### Directions for this task
Show all lines of the listing that hold the word "about".

### Provided material
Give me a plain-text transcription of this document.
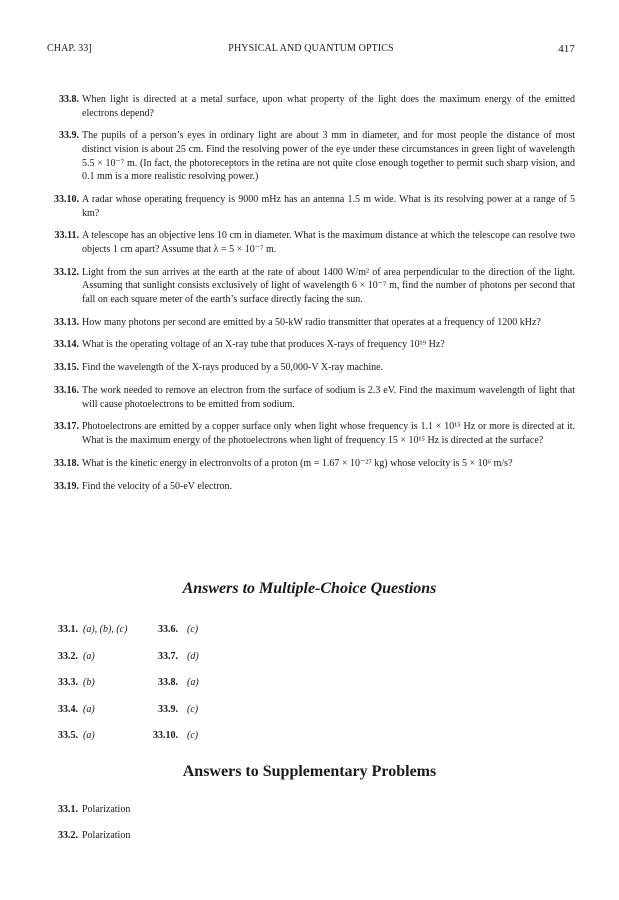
CHAP. 33]	PHYSICAL AND QUANTUM OPTICS	417
33.8. When light is directed at a metal surface, upon what property of the light does the maximum energy of the emitted electrons depend?
33.9. The pupils of a person’s eyes in ordinary light are about 3 mm in diameter, and for most people the distance of most distinct vision is about 25 cm. Find the resolving power of the eye under these circumstances in green light of wavelength 5.5 × 10⁻⁷ m. (In fact, the photoreceptors in the retina are not quite close enough together to permit such sharp vision, and 0.1 mm is a more realistic resolving power.)
33.10. A radar whose operating frequency is 9000 mHz has an antenna 1.5 m wide. What is its resolving power at a range of 5 km?
33.11. A telescope has an objective lens 10 cm in diameter. What is the maximum distance at which the telescope can resolve two objects 1 cm apart? Assume that λ = 5 × 10⁻⁷ m.
33.12. Light from the sun arrives at the earth at the rate of about 1400 W/m² of area perpendicular to the direction of the light. Assuming that sunlight consists exclusively of light of wavelength 6 × 10⁻⁷ m, find the number of photons per second that fall on each square meter of the earth’s surface directly facing the sun.
33.13. How many photons per second are emitted by a 50-kW radio transmitter that operates at a frequency of 1200 kHz?
33.14. What is the operating voltage of an X-ray tube that produces X-rays of frequency 10¹⁹ Hz?
33.15. Find the wavelength of the X-rays produced by a 50,000-V X-ray machine.
33.16. The work needed to remove an electron from the surface of sodium is 2.3 eV. Find the maximum wavelength of light that will cause photoelectrons to be emitted from sodium.
33.17. Photoelectrons are emitted by a copper surface only when light whose frequency is 1.1 × 10¹⁵ Hz or more is directed at it. What is the maximum energy of the photoelectrons when light of frequency 15 × 10¹⁵ Hz is directed at the surface?
33.18. What is the kinetic energy in electronvolts of a proton (m = 1.67 × 10⁻²⁷ kg) whose velocity is 5 × 10⁶ m/s?
33.19. Find the velocity of a 50-eV electron.
Answers to Multiple-Choice Questions
33.1. (a), (b), (c)	33.6. (c)
33.2. (a)	33.7. (d)
33.3. (b)	33.8. (a)
33.4. (a)	33.9. (c)
33.5. (a)	33.10. (c)
Answers to Supplementary Problems
33.1. Polarization
33.2. Polarization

### Exercise solution
33.9. The pupils of a person’s eyes in ordinary light are about 3 mm in diameter, and for most people the distance of most distinct vision is about 25 cm. Find the resolving power of the eye under these circumstances in green light of wavelength 5.5 × 10⁻⁷ m. (In fact, the photoreceptors in the retina are not quite close enough together to permit such sharp vision, and 0.1 mm is a more realistic resolving power.)
33.12. Light from the sun arrives at the earth at the rate of about 1400 W/m² of area perpendicular to the direction of the light. Assuming that sunlight consists exclusively of light of wavelength 6 × 10⁻⁷ m, find the number of photons per second that fall on each square meter of the earth’s surface directly facing the sun.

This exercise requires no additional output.